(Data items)
---*---
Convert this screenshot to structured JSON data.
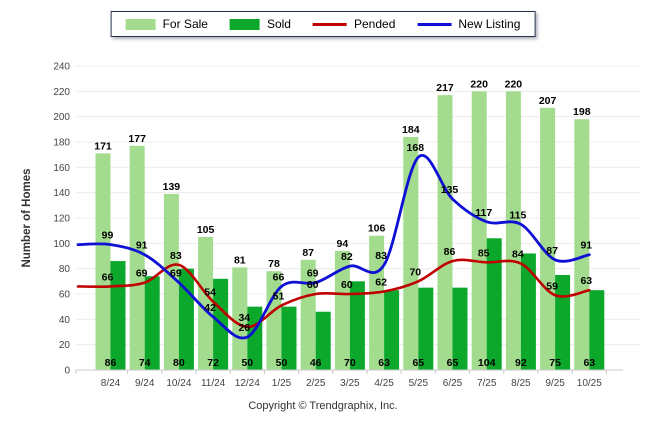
{
  "chart_data": {
    "type": "bar+line",
    "categories": [
      "8/24",
      "9/24",
      "10/24",
      "11/24",
      "12/24",
      "1/25",
      "2/25",
      "3/25",
      "4/25",
      "5/25",
      "6/25",
      "7/25",
      "8/25",
      "9/25",
      "10/25"
    ],
    "series": [
      {
        "name": "For Sale",
        "type": "bar",
        "color": "#A3DC8E",
        "values": [
          171,
          177,
          139,
          105,
          81,
          78,
          87,
          94,
          106,
          184,
          217,
          220,
          220,
          207,
          198
        ]
      },
      {
        "name": "Sold",
        "type": "bar",
        "color": "#0BA82B",
        "values": [
          86,
          74,
          80,
          72,
          50,
          50,
          46,
          70,
          63,
          65,
          65,
          104,
          92,
          75,
          63
        ]
      },
      {
        "name": "Pended",
        "type": "line",
        "color": "#C00000",
        "values": [
          66,
          69,
          83,
          54,
          34,
          51,
          60,
          60,
          62,
          70,
          86,
          85,
          84,
          59,
          63
        ]
      },
      {
        "name": "New Listing",
        "type": "line",
        "color": "#0F0FD6",
        "values": [
          99,
          91,
          69,
          42,
          26,
          66,
          69,
          82,
          83,
          168,
          135,
          117,
          115,
          87,
          91
        ]
      }
    ],
    "title": "",
    "xlabel": "",
    "ylabel": "Number of Homes",
    "ylim": [
      0,
      240
    ],
    "ytick_step": 20,
    "grid": true,
    "legend_position": "top",
    "colors": {
      "gridline": "#ECECEC",
      "axis": "#C9C9C9",
      "tick_text": "#444444",
      "data_label": "#000000",
      "axis_title": "#333333"
    }
  },
  "footer": {
    "copyright": "Copyright © Trendgraphix, Inc."
  }
}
---*---
Using the material above, report each line where "name" occurs.

        "name": "For Sale",
        "name": "Sold",
        "name": "Pended",
        "name": "New Listing",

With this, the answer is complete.